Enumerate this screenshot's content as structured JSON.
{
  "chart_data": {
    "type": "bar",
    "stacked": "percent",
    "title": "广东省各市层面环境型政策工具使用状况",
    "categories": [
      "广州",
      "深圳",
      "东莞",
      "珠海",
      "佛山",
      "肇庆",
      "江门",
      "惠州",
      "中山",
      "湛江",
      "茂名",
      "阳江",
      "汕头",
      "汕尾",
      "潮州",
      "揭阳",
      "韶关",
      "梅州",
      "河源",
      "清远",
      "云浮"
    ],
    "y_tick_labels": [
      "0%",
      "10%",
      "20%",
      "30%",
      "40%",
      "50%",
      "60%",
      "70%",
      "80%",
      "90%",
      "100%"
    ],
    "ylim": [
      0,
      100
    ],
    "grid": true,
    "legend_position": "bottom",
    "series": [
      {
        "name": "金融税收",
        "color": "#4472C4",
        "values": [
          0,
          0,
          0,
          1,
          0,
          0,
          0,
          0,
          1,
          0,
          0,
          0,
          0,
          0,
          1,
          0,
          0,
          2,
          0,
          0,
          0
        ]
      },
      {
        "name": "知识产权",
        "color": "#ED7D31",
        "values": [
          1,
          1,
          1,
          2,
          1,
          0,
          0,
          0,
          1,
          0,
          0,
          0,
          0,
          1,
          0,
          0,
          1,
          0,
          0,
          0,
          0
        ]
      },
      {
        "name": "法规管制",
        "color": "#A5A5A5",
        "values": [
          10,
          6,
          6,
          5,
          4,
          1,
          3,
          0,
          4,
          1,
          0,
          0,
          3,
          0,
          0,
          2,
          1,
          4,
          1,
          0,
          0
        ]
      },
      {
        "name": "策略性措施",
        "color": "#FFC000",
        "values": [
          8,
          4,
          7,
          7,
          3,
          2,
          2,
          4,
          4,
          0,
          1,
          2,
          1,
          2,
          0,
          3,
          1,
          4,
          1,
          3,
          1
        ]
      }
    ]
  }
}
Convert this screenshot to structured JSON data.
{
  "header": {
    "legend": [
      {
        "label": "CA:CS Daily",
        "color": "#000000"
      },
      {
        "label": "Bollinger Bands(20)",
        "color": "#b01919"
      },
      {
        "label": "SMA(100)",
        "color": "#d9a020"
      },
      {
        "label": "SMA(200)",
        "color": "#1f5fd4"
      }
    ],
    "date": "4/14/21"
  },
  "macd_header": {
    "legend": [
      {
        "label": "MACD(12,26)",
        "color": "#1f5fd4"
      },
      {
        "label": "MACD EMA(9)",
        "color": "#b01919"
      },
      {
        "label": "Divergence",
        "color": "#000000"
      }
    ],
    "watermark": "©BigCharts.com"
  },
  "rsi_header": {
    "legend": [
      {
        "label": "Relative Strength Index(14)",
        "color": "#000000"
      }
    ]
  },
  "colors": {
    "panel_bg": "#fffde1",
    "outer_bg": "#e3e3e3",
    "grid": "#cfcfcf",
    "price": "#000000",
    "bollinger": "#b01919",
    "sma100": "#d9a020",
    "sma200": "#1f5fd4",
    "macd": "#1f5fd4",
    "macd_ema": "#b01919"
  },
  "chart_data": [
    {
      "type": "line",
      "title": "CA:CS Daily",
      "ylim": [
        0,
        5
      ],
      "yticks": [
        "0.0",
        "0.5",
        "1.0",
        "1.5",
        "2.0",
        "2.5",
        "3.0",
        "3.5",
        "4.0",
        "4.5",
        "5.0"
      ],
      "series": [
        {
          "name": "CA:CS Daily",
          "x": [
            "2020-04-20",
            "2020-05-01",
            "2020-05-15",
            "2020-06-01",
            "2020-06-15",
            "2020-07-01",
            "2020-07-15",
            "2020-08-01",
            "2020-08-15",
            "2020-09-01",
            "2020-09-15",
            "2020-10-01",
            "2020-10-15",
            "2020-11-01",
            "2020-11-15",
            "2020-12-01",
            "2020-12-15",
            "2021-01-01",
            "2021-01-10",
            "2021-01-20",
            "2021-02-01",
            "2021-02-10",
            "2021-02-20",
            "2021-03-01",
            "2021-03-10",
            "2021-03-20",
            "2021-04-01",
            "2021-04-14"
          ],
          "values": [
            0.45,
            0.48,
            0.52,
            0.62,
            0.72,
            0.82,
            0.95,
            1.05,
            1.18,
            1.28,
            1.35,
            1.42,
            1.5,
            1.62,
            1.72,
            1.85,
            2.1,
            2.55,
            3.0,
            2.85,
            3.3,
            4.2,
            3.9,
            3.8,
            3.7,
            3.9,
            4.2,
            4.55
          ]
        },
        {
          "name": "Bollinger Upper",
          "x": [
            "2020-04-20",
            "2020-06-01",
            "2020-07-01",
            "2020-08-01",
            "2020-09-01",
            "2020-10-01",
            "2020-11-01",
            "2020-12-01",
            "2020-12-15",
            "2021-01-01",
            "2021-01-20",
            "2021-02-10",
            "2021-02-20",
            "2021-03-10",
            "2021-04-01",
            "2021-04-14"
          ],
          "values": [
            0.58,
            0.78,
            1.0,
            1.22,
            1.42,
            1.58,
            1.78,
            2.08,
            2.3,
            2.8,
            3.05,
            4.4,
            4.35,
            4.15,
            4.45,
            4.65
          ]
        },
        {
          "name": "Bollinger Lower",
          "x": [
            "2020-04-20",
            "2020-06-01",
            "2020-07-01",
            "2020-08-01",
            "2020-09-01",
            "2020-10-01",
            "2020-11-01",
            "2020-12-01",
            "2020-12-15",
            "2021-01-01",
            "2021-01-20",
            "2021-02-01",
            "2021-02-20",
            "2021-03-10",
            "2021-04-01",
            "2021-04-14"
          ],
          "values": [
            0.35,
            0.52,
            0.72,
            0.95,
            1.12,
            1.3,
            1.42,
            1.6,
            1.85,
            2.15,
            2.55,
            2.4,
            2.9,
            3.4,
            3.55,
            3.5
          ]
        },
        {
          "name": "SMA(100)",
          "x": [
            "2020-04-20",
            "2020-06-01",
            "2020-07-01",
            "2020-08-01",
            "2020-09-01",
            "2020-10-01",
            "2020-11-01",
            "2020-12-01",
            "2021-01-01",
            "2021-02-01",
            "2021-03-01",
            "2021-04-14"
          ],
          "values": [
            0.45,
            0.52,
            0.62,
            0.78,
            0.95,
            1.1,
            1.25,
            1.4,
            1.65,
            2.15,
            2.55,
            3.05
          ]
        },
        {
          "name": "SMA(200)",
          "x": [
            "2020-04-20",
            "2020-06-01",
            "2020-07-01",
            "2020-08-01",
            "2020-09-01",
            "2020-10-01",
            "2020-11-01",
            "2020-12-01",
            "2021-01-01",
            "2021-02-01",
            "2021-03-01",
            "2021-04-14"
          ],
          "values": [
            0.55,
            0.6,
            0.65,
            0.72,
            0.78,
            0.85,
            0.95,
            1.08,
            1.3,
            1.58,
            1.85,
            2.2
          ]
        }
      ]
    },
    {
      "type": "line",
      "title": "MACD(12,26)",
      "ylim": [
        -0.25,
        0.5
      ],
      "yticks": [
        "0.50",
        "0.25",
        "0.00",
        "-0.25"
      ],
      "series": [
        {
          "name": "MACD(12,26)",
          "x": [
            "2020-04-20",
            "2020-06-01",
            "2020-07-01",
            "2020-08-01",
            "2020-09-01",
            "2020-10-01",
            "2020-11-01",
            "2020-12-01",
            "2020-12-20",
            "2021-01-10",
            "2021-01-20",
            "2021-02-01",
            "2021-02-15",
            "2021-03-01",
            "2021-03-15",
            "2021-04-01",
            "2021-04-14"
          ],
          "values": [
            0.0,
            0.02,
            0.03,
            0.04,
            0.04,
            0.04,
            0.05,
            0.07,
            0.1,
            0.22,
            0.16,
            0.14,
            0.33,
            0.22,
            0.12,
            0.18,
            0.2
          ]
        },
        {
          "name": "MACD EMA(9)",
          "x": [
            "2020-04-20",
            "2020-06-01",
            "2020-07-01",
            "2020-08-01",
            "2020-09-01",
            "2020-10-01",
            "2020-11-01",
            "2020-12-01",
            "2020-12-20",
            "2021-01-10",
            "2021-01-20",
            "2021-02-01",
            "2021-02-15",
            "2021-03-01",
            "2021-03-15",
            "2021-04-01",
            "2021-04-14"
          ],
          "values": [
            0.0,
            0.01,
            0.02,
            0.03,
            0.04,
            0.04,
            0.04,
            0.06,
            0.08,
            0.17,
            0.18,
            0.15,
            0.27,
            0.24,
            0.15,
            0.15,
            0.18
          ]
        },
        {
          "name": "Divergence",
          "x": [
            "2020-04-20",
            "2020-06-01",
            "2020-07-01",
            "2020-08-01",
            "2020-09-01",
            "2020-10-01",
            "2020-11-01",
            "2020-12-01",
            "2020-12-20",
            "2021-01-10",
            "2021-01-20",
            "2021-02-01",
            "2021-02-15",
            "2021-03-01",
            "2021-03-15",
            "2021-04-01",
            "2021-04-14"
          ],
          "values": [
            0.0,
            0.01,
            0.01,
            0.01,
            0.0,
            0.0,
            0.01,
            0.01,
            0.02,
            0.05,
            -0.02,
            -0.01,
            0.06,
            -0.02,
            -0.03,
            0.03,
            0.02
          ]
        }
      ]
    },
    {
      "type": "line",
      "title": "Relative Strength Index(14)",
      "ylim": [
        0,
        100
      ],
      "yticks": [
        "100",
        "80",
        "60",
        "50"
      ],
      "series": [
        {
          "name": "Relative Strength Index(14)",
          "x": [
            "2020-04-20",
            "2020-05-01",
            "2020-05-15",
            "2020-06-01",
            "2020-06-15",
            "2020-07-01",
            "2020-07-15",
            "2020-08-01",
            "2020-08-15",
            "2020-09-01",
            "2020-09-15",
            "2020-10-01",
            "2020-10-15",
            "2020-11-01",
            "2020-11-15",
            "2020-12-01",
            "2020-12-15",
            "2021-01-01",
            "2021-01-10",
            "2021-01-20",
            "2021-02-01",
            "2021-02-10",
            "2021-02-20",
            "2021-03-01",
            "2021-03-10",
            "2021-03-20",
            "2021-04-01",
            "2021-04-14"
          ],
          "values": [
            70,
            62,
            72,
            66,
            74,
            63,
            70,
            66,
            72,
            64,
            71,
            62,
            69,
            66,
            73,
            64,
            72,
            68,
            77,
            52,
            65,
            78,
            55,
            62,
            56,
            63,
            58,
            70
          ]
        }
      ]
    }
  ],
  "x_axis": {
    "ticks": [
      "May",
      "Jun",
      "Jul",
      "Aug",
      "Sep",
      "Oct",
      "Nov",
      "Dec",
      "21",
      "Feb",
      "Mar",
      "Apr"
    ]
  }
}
=-=-=-=-=
→ **Set task**: Pick out lines containing the word "screenshot", each one as written.

→ **Task result**:
Enumerate this screenshot's content as structured JSON.
Convert this screenshot to structured JSON data.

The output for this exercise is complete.